** Goal of the exercise **
Put the lines below into a numbered list, skipping any blank lines and leaving the pictures out of the answer.

+++

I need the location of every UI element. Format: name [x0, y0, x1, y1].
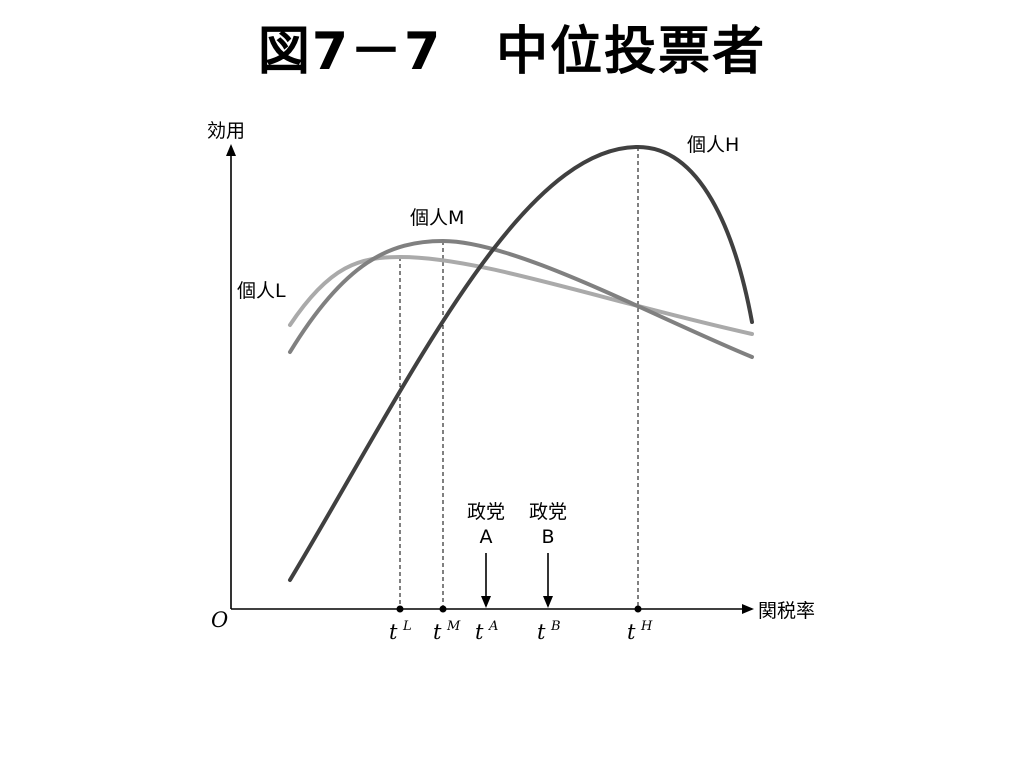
- tick-label-t-a: t A: [475, 619, 498, 644]
- party-b-label: 政党: [529, 501, 567, 523]
- tick-sup: A: [488, 619, 498, 634]
- party-b-letter: B: [541, 526, 554, 548]
- tick-sup: M: [446, 619, 461, 634]
- tick-label-t-m: t M: [433, 619, 461, 644]
- party-b-marker: 政党 B: [529, 501, 567, 608]
- party-a-marker: 政党 A: [467, 501, 505, 608]
- curve-label-individual-m: 個人M: [410, 207, 464, 229]
- tick-base: t: [389, 620, 398, 644]
- tick-base: t: [433, 620, 442, 644]
- x-axis-label: 関税率: [758, 600, 815, 622]
- tick-dot-t-h: [634, 605, 642, 613]
- tick-dot-t-m: [439, 605, 447, 613]
- curve-individual-h: [288, 144, 754, 582]
- tick-label-t-l: t L: [389, 619, 412, 644]
- tick-sup: L: [402, 619, 412, 634]
- slide-title: 図7－7 中位投票者: [257, 22, 767, 82]
- tick-label-t-b: t B: [537, 619, 561, 644]
- tick-base: t: [627, 620, 636, 644]
- party-a-letter: A: [480, 526, 493, 548]
- tick-dot-t-l: [396, 605, 404, 613]
- y-axis-label: 効用: [207, 120, 245, 142]
- curve-individual-m: [288, 238, 754, 359]
- tick-base: t: [475, 620, 484, 644]
- party-a-label: 政党: [467, 501, 505, 523]
- curve-label-individual-h: 個人H: [687, 134, 739, 156]
- tick-label-t-h: t H: [627, 619, 653, 644]
- tick-base: t: [537, 620, 546, 644]
- curve-label-individual-l: 個人L: [237, 280, 286, 302]
- tick-sup: B: [550, 619, 561, 634]
- origin-label: O: [211, 608, 228, 632]
- tick-sup: H: [640, 619, 653, 634]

+++

** Finished answer **
1. I need the location of every UI element. Format: name [x0, y0, x1, y1].
2. - tick-label-t-a: t A: [475, 619, 498, 644]
3. - party-b-label: 政党: [529, 501, 567, 523]
4. - tick-sup: A: [488, 619, 498, 634]
5. - party-b-letter: B: [541, 526, 554, 548]
6. - tick-sup: M: [446, 619, 461, 634]
7. - tick-label-t-m: t M: [433, 619, 461, 644]
8. - party-b-marker: 政党 B: [529, 501, 567, 608]
9. - party-a-marker: 政党 A: [467, 501, 505, 608]
10. - curve-label-individual-m: 個人M: [410, 207, 464, 229]
11. - tick-base: t: [389, 620, 398, 644]
12. - tick-base: t: [433, 620, 442, 644]
13. - x-axis-label: 関税率: [758, 600, 815, 622]
14. - tick-dot-t-h: [634, 605, 642, 613]
15. - tick-dot-t-m: [439, 605, 447, 613]
16. - curve-individual-h: [288, 144, 754, 582]
17. - tick-label-t-l: t L: [389, 619, 412, 644]
18. - tick-sup: L: [402, 619, 412, 634]
19. - slide-title: 図7－7 中位投票者: [257, 22, 767, 82]
20. - tick-label-t-b: t B: [537, 619, 561, 644]
21. - tick-base: t: [627, 620, 636, 644]
22. - party-a-letter: A: [480, 526, 493, 548]
23. - tick-dot-t-l: [396, 605, 404, 613]
24. - y-axis-label: 効用: [207, 120, 245, 142]
25. - curve-individual-m: [288, 238, 754, 359]
26. - tick-base: t: [475, 620, 484, 644]
27. - party-a-label: 政党: [467, 501, 505, 523]
28. - curve-label-individual-h: 個人H: [687, 134, 739, 156]
29. - tick-label-t-h: t H: [627, 619, 653, 644]
30. - tick-base: t: [537, 620, 546, 644]
31. - curve-label-individual-l: 個人L: [237, 280, 286, 302]
32. - tick-sup: B: [550, 619, 561, 634]
33. - origin-label: O: [211, 608, 228, 632]
34. - tick-sup: H: [640, 619, 653, 634]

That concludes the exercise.